Dataset excerpt:
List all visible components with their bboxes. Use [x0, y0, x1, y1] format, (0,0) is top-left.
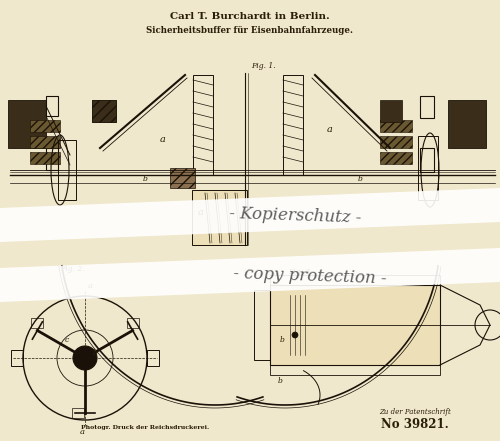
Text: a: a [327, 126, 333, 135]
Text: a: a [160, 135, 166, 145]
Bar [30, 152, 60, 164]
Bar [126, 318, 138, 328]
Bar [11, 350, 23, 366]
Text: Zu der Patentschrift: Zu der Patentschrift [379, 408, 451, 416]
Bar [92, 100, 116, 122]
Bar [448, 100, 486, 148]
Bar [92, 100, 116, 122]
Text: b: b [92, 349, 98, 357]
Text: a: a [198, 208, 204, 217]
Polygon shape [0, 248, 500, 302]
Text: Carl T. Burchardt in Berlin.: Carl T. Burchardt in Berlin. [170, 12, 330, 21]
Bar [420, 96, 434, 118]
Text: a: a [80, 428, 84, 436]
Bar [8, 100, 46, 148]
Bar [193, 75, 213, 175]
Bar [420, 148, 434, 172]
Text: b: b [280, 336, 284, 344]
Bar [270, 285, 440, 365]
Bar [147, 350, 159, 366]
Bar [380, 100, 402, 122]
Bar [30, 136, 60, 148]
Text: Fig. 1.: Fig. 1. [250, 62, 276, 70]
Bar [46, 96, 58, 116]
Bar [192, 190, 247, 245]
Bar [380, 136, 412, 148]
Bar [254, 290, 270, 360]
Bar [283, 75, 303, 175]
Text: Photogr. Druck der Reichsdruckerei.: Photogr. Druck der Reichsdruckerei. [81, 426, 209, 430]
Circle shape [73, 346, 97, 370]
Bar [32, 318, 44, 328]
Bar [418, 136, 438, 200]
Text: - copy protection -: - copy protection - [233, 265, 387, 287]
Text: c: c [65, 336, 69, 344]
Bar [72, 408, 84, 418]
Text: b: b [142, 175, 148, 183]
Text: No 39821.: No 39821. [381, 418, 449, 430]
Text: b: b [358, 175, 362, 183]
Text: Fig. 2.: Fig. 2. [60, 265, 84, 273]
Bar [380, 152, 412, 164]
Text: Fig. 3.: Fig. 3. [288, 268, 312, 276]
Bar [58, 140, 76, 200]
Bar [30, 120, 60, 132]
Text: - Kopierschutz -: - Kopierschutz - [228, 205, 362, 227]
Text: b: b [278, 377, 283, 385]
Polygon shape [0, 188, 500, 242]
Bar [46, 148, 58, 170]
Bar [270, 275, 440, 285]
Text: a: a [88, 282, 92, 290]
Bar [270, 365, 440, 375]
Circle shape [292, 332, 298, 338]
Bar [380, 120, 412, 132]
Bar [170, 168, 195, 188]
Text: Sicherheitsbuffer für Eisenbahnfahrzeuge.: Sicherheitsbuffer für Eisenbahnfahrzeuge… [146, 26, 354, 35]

### Written task
Return, unchanged, the lines of the items above from the one containing "Text: a: a [327, 126, 333, 135]" through the one containing "Bar [283, 75, 303, 175]", including both of those lines.

### Task result
Text: a: a [327, 126, 333, 135]
Text: a: a [160, 135, 166, 145]
Bar [30, 152, 60, 164]
Bar [126, 318, 138, 328]
Bar [11, 350, 23, 366]
Text: Zu der Patentschrift: Zu der Patentschrift [379, 408, 451, 416]
Bar [92, 100, 116, 122]
Bar [448, 100, 486, 148]
Bar [92, 100, 116, 122]
Text: b: b [92, 349, 98, 357]
Text: a: a [198, 208, 204, 217]
Polygon shape [0, 248, 500, 302]
Text: Carl T. Burchardt in Berlin.: Carl T. Burchardt in Berlin. [170, 12, 330, 21]
Bar [420, 96, 434, 118]
Text: a: a [80, 428, 84, 436]
Bar [8, 100, 46, 148]
Bar [193, 75, 213, 175]
Bar [420, 148, 434, 172]
Text: b: b [280, 336, 284, 344]
Bar [270, 285, 440, 365]
Bar [147, 350, 159, 366]
Bar [380, 100, 402, 122]
Bar [30, 136, 60, 148]
Text: Fig. 1.: Fig. 1. [250, 62, 276, 70]
Bar [46, 96, 58, 116]
Bar [192, 190, 247, 245]
Bar [380, 136, 412, 148]
Bar [254, 290, 270, 360]
Bar [283, 75, 303, 175]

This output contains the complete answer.